- [Directions for this task] Check every line of the data below for the string "stack", and copy the ones that hold it.

- [Provided records]
<<<<

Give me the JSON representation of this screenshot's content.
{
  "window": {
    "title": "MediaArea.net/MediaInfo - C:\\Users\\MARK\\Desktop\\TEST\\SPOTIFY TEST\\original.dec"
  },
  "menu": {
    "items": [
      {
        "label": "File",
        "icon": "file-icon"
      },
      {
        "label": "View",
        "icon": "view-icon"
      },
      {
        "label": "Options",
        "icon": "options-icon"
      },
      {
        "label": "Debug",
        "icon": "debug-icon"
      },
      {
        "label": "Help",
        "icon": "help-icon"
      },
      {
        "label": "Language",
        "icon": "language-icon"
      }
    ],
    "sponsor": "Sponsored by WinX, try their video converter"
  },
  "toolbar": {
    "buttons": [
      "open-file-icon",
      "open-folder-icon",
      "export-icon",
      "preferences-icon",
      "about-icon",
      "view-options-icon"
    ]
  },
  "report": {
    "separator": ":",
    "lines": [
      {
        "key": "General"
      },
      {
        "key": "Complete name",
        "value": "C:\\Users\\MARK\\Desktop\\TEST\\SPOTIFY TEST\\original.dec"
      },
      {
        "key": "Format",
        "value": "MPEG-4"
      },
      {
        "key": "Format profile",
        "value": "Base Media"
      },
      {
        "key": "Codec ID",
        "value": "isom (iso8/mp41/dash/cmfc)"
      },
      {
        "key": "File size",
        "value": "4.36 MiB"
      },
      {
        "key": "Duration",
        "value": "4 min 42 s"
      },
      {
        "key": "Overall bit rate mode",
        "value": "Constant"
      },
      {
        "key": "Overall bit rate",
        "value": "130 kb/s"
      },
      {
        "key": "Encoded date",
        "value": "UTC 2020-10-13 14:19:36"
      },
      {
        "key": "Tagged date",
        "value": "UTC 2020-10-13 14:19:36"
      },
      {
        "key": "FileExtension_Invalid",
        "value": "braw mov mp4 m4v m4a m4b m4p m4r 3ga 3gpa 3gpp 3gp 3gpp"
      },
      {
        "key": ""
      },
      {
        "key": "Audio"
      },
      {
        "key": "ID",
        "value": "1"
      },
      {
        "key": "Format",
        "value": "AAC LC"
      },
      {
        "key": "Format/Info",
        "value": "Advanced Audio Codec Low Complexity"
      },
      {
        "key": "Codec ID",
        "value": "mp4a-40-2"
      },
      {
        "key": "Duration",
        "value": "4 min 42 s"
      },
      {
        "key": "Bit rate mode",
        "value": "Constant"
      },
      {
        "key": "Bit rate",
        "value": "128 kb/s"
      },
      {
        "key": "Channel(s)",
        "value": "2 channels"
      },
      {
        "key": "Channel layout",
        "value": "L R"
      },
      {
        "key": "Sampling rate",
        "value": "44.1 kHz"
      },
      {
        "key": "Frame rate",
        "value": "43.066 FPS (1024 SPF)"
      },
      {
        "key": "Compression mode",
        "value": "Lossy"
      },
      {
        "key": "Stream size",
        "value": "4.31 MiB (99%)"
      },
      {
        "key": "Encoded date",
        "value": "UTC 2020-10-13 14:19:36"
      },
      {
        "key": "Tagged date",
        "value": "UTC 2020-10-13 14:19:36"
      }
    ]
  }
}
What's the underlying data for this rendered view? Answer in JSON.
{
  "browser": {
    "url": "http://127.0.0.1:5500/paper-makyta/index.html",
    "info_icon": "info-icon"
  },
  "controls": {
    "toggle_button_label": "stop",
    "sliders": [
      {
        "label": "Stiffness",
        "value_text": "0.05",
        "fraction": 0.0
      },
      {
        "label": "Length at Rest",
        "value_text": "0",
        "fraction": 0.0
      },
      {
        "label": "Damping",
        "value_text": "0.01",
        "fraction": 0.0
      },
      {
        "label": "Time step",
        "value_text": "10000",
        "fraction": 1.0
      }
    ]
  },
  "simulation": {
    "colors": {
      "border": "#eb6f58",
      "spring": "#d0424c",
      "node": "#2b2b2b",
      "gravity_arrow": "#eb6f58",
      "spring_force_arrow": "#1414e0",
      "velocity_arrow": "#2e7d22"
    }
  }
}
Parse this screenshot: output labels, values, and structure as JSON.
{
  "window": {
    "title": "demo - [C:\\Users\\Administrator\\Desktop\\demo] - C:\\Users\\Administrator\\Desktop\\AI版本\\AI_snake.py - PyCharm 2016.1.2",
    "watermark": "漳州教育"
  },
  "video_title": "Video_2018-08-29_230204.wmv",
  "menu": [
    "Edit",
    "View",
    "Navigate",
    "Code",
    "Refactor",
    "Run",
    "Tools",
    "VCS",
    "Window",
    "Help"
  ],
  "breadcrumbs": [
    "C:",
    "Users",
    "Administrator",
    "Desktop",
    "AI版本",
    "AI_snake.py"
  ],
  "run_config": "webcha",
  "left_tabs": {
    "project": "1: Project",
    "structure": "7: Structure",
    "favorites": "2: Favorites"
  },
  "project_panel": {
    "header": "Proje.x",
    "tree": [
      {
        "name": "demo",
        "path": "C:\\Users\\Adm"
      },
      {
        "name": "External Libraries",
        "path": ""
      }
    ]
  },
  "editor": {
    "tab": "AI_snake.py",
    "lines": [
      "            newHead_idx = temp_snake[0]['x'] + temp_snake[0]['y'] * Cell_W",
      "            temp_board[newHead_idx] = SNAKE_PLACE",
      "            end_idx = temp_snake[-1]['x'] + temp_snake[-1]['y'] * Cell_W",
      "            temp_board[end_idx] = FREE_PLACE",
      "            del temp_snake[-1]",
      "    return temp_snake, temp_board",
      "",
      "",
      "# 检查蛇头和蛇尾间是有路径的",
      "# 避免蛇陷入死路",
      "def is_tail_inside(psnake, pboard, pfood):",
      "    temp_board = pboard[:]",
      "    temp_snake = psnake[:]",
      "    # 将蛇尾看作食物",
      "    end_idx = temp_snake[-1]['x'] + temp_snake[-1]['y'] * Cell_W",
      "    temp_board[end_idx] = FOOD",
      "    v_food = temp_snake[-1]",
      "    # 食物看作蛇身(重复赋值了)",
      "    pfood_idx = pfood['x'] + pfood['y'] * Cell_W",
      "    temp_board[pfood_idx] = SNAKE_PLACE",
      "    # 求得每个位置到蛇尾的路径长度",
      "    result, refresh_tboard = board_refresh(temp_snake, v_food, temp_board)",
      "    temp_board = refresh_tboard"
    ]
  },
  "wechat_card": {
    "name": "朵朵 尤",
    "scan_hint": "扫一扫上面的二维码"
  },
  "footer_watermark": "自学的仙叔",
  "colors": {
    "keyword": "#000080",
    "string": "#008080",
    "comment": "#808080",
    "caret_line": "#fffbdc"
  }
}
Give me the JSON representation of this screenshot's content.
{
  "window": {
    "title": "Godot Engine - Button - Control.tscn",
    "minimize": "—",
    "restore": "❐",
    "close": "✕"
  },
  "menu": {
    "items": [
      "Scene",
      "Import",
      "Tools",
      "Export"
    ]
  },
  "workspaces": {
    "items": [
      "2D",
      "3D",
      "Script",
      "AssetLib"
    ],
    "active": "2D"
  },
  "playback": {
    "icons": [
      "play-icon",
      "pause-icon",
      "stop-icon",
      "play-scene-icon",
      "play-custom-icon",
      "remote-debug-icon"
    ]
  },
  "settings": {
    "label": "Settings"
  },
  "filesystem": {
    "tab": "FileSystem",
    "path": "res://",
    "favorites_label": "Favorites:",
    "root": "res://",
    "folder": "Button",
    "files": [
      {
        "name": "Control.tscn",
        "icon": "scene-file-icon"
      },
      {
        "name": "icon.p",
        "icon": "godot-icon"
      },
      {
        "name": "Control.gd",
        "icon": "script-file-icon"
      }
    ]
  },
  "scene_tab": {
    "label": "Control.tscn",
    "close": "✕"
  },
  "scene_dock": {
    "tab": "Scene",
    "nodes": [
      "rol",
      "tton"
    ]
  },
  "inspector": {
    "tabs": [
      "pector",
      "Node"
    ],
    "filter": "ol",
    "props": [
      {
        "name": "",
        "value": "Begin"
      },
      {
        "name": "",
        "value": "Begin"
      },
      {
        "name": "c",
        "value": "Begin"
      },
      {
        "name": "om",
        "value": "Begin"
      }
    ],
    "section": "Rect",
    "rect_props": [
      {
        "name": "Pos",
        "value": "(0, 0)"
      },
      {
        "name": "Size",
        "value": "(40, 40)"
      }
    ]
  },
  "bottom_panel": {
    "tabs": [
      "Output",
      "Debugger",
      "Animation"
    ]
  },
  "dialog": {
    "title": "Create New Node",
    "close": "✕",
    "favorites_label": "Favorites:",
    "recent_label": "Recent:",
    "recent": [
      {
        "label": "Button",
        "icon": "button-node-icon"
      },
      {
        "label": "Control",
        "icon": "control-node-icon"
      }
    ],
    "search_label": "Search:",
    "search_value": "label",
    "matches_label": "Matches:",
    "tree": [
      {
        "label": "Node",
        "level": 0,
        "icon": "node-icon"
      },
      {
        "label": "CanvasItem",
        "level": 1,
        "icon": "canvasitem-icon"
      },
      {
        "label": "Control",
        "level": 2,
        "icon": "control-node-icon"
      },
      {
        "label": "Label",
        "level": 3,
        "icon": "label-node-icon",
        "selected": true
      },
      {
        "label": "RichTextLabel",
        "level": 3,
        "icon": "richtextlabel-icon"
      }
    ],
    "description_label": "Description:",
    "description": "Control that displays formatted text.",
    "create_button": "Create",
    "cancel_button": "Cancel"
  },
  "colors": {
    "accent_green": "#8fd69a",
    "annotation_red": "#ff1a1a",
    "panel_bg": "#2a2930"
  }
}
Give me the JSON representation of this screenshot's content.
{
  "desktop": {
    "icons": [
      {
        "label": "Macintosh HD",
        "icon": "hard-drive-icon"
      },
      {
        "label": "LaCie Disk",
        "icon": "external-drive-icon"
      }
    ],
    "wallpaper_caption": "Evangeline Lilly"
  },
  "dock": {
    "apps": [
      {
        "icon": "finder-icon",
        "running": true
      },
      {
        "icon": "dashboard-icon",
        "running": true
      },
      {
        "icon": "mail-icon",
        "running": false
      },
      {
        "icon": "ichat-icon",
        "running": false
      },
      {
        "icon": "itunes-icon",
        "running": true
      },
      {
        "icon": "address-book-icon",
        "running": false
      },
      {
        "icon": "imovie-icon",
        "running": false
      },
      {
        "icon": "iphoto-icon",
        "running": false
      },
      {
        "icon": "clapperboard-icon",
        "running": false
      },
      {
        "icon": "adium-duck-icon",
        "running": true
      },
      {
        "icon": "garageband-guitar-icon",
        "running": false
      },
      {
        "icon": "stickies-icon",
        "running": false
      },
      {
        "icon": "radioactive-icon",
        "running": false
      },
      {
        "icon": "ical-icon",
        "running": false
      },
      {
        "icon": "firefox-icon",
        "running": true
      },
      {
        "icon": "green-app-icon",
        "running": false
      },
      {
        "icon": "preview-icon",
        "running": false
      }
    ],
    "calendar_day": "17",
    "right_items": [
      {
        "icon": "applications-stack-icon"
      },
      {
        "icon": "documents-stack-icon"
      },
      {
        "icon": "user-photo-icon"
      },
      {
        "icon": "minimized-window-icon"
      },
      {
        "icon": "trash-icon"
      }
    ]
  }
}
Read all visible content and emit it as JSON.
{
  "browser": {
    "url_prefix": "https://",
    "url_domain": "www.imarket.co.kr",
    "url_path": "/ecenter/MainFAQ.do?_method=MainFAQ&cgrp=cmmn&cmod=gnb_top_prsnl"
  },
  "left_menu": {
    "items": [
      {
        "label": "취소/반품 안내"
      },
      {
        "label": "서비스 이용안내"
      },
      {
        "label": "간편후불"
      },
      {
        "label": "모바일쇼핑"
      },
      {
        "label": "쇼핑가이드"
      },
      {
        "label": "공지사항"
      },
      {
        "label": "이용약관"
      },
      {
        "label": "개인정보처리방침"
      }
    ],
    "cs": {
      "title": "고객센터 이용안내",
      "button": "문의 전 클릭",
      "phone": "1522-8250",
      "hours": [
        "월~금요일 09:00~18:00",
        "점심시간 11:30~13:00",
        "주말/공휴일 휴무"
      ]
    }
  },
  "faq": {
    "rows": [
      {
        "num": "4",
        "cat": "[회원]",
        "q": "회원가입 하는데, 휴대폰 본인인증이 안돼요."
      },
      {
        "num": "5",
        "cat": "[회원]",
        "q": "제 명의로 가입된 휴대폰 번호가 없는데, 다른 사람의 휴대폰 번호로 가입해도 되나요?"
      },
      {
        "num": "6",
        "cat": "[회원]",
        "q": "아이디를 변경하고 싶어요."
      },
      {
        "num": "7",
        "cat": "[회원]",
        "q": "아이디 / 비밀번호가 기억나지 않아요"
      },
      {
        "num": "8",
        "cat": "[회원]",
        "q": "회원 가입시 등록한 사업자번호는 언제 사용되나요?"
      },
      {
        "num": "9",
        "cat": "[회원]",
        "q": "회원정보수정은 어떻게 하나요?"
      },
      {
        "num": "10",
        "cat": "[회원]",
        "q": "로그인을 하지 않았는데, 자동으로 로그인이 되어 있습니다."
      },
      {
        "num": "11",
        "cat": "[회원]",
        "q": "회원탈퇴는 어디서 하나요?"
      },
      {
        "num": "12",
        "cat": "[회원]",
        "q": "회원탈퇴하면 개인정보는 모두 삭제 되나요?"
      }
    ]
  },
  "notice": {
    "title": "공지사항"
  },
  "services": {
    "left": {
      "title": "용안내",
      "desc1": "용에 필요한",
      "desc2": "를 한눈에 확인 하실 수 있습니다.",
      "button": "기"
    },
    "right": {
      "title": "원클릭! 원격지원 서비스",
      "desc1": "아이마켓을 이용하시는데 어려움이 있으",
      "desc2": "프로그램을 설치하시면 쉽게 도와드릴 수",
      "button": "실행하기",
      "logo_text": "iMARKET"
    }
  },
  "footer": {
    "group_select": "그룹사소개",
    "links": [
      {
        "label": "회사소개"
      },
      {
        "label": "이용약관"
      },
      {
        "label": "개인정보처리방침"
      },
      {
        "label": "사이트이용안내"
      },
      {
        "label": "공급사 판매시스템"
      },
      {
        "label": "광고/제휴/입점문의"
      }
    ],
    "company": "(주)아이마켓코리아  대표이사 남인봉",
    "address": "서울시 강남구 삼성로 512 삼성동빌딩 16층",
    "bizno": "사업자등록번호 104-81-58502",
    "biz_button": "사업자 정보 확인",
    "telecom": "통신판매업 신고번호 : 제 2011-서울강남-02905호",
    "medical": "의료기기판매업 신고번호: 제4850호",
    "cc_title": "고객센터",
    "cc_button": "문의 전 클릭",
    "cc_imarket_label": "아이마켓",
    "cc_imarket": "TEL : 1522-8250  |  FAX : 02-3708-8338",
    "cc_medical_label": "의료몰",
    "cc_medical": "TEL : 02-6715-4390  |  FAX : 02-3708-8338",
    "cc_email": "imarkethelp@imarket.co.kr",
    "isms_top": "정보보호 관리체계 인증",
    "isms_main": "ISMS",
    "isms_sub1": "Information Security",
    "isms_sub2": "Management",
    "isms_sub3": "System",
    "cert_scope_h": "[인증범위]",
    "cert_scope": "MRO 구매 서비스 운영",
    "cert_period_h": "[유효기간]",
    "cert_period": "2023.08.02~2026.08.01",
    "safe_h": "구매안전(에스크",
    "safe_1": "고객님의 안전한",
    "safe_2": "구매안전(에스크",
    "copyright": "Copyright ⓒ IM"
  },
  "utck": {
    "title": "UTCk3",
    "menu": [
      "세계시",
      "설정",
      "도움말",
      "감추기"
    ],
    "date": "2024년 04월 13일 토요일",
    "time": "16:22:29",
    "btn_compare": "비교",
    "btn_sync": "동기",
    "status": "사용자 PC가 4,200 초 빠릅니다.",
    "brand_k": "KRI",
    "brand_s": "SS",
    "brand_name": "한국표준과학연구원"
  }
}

>>>>

- [The answer]
        "icon": "applications-stack-icon"
        "icon": "documents-stack-icon"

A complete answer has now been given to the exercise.